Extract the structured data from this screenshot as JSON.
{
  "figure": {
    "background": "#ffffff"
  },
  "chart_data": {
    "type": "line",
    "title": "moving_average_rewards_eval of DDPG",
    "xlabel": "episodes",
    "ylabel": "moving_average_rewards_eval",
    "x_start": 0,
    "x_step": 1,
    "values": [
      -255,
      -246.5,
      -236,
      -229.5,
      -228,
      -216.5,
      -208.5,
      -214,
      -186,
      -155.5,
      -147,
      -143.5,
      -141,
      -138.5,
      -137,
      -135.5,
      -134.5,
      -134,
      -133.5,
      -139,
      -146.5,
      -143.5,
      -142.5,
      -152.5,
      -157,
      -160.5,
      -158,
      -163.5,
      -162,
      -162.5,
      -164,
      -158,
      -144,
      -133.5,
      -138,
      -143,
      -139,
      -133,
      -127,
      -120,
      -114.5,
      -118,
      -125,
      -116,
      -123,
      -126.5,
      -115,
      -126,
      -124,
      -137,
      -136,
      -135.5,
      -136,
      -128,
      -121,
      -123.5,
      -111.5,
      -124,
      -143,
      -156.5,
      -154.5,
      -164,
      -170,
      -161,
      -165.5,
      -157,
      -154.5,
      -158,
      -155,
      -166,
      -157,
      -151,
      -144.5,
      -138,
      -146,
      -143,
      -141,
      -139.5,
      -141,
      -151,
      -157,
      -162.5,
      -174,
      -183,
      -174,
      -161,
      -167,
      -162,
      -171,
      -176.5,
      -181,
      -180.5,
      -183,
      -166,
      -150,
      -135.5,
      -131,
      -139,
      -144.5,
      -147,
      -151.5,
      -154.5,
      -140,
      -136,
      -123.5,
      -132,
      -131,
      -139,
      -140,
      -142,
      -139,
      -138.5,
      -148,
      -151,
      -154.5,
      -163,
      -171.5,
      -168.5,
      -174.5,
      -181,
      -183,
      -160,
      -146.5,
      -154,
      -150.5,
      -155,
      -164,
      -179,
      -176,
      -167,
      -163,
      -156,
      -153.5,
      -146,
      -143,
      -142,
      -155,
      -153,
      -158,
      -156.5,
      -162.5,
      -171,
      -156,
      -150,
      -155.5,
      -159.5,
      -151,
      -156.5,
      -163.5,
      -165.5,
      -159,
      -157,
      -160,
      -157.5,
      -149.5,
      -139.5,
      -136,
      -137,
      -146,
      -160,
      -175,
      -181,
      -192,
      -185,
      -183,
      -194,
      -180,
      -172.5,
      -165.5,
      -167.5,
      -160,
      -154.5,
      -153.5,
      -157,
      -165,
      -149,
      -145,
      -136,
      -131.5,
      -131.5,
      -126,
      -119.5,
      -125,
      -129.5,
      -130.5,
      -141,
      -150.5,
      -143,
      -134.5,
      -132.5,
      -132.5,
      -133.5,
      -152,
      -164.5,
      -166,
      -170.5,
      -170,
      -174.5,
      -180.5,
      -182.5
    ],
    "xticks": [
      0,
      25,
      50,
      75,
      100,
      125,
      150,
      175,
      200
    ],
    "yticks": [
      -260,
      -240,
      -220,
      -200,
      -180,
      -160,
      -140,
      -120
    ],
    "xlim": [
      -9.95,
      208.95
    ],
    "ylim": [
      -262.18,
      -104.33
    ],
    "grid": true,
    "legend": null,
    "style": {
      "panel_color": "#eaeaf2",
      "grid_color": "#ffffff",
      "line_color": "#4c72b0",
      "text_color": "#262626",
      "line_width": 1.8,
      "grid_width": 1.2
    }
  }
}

- - - - - - -

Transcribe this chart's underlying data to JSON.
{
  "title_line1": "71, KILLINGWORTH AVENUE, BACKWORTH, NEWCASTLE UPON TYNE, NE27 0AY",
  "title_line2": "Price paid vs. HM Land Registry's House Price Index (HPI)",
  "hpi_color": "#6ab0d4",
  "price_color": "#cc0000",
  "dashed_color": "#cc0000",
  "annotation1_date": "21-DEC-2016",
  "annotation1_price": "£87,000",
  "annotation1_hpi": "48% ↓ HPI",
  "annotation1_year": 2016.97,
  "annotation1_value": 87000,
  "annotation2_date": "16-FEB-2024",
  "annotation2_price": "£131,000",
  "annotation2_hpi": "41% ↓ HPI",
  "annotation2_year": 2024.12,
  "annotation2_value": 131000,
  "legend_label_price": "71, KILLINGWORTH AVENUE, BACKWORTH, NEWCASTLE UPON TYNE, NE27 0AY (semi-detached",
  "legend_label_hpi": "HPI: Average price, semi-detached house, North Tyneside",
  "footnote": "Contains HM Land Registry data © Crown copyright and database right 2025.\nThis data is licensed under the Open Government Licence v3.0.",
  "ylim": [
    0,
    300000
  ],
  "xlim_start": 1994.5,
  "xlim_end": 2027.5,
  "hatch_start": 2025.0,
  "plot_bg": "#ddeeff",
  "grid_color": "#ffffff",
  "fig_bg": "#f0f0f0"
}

- - - - - - -

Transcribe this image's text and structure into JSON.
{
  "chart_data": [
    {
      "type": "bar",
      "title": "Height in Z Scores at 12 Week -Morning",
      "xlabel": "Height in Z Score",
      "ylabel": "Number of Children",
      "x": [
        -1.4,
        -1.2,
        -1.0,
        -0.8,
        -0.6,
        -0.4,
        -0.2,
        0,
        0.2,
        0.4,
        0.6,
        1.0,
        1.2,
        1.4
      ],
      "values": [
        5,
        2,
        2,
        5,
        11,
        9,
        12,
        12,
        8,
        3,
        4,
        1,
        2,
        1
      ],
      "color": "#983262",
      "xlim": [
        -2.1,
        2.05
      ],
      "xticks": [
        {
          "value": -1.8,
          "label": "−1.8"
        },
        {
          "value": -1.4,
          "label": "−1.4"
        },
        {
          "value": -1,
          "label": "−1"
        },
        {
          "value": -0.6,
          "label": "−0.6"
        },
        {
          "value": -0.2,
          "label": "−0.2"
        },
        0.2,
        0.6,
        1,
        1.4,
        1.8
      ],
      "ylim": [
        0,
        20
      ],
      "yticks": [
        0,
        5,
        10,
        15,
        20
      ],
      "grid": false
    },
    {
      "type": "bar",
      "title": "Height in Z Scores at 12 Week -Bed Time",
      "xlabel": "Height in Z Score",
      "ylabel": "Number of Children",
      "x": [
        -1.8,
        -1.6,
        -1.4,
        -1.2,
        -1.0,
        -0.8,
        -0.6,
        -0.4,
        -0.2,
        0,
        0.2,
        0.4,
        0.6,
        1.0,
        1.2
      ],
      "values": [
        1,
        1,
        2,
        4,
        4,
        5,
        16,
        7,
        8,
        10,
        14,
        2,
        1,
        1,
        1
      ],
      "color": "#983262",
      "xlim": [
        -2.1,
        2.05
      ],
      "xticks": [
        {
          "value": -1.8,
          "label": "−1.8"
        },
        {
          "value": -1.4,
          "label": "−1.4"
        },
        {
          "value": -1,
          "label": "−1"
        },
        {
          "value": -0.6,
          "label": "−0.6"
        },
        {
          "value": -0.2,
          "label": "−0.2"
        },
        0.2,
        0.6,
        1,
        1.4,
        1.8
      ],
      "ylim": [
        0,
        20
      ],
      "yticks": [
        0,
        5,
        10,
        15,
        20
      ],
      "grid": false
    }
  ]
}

- - - - - - -

**Exercise brief**
Check each line of the records for "KILLINGWORTH" and copy the ones that contain it.

**Answer to this problem**
  "title_line1": "71, KILLINGWORTH AVENUE, BACKWORTH, NEWCASTLE UPON TYNE, NE27 0AY",
  "legend_label_price": "71, KILLINGWORTH AVENUE, BACKWORTH, NEWCASTLE UPON TYNE, NE27 0AY (semi-detached",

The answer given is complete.